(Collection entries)
+===+

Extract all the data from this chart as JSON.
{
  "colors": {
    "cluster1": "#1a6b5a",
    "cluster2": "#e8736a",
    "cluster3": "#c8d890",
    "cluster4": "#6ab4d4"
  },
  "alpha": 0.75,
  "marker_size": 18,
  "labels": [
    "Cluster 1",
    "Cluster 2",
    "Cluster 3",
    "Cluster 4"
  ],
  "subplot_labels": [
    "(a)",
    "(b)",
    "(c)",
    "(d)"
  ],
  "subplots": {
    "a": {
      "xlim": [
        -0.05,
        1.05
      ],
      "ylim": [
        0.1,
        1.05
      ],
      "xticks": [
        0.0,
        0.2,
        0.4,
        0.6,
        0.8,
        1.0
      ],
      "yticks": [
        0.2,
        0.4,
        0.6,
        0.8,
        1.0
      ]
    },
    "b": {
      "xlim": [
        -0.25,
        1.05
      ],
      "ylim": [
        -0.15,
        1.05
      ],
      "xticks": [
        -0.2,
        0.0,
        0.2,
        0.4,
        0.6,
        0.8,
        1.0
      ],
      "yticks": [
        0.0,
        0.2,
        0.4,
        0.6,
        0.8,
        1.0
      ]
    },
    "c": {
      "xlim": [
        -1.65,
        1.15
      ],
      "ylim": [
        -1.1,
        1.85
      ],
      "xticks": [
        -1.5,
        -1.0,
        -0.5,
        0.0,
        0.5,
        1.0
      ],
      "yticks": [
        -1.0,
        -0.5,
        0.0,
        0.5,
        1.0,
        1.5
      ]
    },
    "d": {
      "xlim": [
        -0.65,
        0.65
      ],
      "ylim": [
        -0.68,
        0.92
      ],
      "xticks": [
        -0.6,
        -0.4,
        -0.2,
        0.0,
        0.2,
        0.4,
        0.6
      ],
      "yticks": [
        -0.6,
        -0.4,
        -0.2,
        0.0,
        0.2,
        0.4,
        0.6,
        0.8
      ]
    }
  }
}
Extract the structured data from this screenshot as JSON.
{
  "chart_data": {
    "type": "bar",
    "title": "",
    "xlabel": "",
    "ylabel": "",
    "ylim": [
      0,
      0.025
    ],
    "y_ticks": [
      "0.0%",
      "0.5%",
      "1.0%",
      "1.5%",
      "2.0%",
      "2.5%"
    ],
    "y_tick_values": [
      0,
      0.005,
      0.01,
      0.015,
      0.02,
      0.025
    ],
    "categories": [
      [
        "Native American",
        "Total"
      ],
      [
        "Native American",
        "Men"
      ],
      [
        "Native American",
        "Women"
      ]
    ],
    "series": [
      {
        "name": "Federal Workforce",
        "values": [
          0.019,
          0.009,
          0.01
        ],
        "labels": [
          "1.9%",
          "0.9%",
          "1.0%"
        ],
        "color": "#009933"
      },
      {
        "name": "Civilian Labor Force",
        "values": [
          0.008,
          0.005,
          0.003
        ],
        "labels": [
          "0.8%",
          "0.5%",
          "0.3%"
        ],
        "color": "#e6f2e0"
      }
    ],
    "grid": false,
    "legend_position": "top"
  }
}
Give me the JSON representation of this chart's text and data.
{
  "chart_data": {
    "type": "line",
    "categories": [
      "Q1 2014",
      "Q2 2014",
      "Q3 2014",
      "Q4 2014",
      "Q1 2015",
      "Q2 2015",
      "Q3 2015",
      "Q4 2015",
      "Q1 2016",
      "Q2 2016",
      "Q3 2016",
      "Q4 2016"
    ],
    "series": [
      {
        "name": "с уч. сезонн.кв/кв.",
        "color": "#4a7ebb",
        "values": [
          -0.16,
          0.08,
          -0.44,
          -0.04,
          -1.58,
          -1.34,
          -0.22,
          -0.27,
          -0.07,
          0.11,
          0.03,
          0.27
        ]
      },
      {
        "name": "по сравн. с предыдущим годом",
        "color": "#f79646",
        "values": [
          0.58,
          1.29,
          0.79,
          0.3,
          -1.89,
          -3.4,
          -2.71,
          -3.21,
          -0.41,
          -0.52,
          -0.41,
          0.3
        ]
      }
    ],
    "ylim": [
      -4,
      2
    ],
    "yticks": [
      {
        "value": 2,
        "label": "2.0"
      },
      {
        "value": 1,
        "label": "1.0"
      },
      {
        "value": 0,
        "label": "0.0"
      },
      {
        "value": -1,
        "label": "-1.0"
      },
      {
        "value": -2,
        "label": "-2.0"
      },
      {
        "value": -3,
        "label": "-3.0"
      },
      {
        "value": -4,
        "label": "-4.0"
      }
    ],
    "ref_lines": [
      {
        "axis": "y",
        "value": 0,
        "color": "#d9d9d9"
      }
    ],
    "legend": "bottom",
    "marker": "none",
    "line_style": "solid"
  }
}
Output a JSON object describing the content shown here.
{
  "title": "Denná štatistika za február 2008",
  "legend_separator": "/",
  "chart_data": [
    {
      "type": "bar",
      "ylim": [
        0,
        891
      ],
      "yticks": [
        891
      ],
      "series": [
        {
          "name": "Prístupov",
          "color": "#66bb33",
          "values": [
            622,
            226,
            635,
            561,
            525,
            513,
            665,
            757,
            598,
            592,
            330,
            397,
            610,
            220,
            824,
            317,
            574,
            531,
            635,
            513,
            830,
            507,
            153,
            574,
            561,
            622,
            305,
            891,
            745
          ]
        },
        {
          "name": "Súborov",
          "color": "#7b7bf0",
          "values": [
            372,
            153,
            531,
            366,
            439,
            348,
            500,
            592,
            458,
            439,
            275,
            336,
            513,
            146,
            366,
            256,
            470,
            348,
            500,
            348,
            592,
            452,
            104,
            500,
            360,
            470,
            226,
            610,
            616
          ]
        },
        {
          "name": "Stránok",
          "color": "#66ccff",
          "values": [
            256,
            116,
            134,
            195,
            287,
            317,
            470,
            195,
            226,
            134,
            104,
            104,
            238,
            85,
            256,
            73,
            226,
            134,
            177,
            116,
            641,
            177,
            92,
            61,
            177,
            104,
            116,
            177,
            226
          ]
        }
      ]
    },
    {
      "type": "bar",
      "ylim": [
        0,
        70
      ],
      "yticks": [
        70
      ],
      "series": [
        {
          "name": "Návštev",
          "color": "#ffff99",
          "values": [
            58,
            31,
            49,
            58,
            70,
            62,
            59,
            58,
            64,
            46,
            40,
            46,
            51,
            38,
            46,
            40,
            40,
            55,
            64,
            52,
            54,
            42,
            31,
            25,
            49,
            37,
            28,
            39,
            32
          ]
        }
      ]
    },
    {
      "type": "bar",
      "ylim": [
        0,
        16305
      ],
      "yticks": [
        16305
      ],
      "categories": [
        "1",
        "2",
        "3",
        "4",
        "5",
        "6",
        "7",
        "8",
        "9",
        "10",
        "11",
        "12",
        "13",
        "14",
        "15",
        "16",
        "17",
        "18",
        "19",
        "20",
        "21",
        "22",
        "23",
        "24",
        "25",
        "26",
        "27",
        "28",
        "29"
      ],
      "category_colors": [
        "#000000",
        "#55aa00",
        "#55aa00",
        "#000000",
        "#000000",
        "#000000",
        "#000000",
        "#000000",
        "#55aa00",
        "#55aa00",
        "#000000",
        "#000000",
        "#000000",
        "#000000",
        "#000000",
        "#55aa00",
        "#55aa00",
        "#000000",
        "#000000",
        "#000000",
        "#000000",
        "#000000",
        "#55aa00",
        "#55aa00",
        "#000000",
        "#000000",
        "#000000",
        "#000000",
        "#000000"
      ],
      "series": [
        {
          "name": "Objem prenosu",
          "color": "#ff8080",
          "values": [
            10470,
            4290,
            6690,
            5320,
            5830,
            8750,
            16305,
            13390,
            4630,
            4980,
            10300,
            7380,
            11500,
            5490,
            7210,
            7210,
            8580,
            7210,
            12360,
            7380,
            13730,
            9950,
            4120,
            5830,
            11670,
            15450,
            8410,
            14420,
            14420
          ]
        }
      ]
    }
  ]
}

+===+

What you will do
Extract all lines from the data in which "this" is found.

Exercise output
Extract all the data from this chart as JSON.
Extract the structured data from this screenshot as JSON.
Give me the JSON representation of this chart's text and data.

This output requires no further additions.